Attributes: idf_ : array, shape = [n_features], or None
The learned idf vector (global term weights) when use_idf is set to True, None otherwise.
stop_words_ : set
Terms that were ignored because they either:
- occurred in too many documents (max_df)
- occurred in too few documents (min_df)
- were cut off by feature selection (max_features).
This is only available if no vocabulary was given.
See also
- CountVectorizer
- Tokenize the documents and count the occurrences of token and return them as a sparse matrix
- TfidfTransformer
- Apply Term Frequency Inverse Document Frequency normalization to a sparse matrix of occurrence counts.
Notes
The stop_words_ attribute can get large and increase the model size when pickling. This attribute is provided only for introspection and can be safely removed using delattr or set to None before pickling.

(Bounding box prediction data)
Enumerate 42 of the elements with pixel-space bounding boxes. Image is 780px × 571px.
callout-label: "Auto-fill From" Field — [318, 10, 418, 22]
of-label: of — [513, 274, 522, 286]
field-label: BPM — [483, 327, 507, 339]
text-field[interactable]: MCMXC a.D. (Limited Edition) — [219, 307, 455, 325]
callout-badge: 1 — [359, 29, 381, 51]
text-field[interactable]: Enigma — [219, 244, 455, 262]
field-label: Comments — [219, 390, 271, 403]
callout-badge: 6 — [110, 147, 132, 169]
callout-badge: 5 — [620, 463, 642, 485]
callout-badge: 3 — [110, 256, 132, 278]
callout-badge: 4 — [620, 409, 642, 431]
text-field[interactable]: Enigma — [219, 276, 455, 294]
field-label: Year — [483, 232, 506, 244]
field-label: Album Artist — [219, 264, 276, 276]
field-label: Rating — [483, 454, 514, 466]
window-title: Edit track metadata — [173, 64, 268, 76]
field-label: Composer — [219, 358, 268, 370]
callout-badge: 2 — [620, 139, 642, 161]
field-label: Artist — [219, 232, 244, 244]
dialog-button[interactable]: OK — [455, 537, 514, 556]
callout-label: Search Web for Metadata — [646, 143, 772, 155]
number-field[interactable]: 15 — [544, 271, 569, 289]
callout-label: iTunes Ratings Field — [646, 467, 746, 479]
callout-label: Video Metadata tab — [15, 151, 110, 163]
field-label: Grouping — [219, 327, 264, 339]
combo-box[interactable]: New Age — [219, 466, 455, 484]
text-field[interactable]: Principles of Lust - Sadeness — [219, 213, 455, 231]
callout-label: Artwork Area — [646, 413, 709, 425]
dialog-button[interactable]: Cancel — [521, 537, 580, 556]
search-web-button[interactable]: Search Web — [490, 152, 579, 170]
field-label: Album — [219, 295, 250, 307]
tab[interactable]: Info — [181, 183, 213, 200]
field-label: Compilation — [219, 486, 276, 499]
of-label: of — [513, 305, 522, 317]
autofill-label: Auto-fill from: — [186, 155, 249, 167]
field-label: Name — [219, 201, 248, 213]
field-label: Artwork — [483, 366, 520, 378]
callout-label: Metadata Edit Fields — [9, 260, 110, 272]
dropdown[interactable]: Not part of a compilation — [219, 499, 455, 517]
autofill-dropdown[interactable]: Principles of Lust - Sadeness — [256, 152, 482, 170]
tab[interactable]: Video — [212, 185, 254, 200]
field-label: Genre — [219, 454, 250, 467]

■ What this task involves
Continue the text on the idf_ and stop_words_ attributes, starting right after its last sentence.

■ Answer space
Methods
build_analyzer() Return a callable that handles preprocessing and tokenization build_preprocessor() Return a function to preprocess the text before tokenization build_tokenizer() Return a function that splits a string into a sequence of tokens decode(doc) Decode the input into a string of unicode symbols fit(raw_documents[, y]) Learn vocabulary and idf from training set. fit_transform(raw_documents[, y]) Learn vocabulary and idf, return term-document matrix. get_feature_names() Array mapping from feature integer indices to feature name get_params([deep]) Get parameters for this estimator. get_stop_words() Build or fetch the effective stop words list inverse_transform(X) Return terms per document with nonzero entries in X. set_params(**params) Set the parameters of this estimator. transform(raw_documents[, copy]) Transform documents to document-term matrix. - __init__(input=u'content', encoding=u'utf-8', decode_error=u'strict', strip_accents=None, lowercase=True, preprocessor=None, tokenizer=None, analyzer=u'word', stop_words=None, token_pattern=u'(?u)\b\w\w+\b', ngram_range=(1, 1), max_df=1.0, min_df=1, max_features=None, vocabulary=None, binary=False, dtype=<type 'numpy.int64'>, norm=u'l2', use_idf=True, smooth_idf=True, sublinear_tf=False)[source]¶
- decode(doc)[source]¶
Decode the input into a string of unicode symbols
The decoding strategy depends on the vectorizer parameters.
- fit(raw_documents, y=None)[source]¶
Learn vocabulary and idf from training set.
Parameters: raw_documents : iterable
an iterable which yields either str, unicode or file objects
Returns: self : TfidfVectorizer
- fit_transform(raw_documents, y=None)[source]¶
Learn vocabulary and idf, return term-document matrix.
This is equivalent to fit followed by transform, but more efficiently implemented.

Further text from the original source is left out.